> **WHAT TO PRODUCE**: Scan the material below for the string "panel", and copy every line where it shows up.

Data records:
━━━━
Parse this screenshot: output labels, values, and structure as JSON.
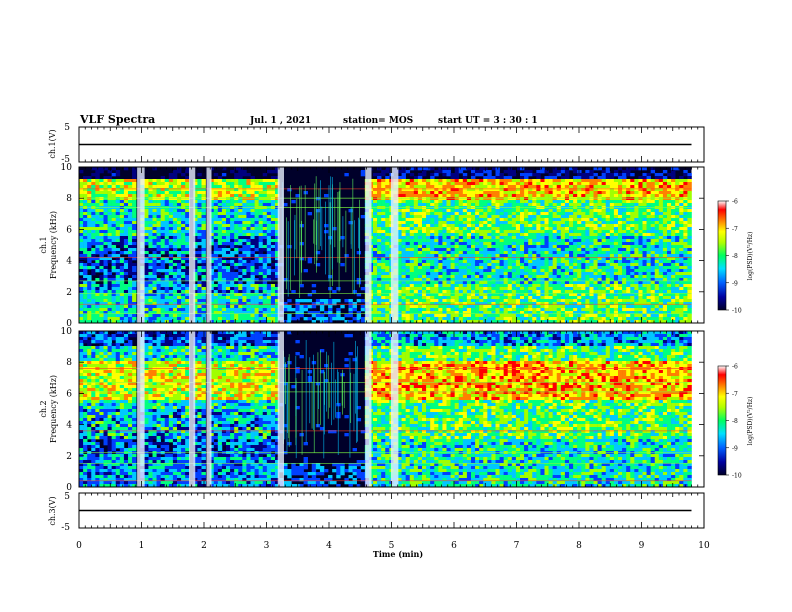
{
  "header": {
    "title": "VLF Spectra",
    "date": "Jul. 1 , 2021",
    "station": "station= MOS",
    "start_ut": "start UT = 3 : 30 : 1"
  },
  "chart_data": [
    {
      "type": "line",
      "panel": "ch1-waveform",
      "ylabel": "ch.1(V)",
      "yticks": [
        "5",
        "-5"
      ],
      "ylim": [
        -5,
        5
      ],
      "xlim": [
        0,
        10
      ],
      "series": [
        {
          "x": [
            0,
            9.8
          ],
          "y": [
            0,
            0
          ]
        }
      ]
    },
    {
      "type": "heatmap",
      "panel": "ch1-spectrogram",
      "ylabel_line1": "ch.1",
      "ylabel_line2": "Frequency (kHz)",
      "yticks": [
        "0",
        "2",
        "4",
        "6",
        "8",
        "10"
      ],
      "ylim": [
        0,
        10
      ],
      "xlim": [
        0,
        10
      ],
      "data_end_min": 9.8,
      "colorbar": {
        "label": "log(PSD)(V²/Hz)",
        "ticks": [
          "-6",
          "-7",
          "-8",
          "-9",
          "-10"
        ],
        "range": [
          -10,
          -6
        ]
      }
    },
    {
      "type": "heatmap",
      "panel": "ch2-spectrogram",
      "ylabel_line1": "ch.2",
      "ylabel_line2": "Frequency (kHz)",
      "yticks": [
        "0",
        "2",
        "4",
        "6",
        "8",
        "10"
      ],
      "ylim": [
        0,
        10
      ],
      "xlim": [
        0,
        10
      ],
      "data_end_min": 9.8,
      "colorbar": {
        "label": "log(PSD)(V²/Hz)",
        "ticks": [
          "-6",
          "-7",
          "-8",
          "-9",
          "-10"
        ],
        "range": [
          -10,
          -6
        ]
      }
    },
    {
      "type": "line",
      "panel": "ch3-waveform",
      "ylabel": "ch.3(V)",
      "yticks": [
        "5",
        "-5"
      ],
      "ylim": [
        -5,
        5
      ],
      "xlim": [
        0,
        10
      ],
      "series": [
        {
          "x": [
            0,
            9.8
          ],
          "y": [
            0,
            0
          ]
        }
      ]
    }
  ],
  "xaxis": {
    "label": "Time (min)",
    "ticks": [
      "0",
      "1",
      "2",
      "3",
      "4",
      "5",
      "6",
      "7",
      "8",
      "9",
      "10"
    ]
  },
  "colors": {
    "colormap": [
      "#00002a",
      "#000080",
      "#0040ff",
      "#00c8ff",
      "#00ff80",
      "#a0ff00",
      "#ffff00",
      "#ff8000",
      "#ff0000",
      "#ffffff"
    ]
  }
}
━━━━
> **FINAL RESULT**:
      "panel": "ch1-waveform",
      "panel": "ch1-spectrogram",
      "panel": "ch2-spectrogram",
      "panel": "ch3-waveform",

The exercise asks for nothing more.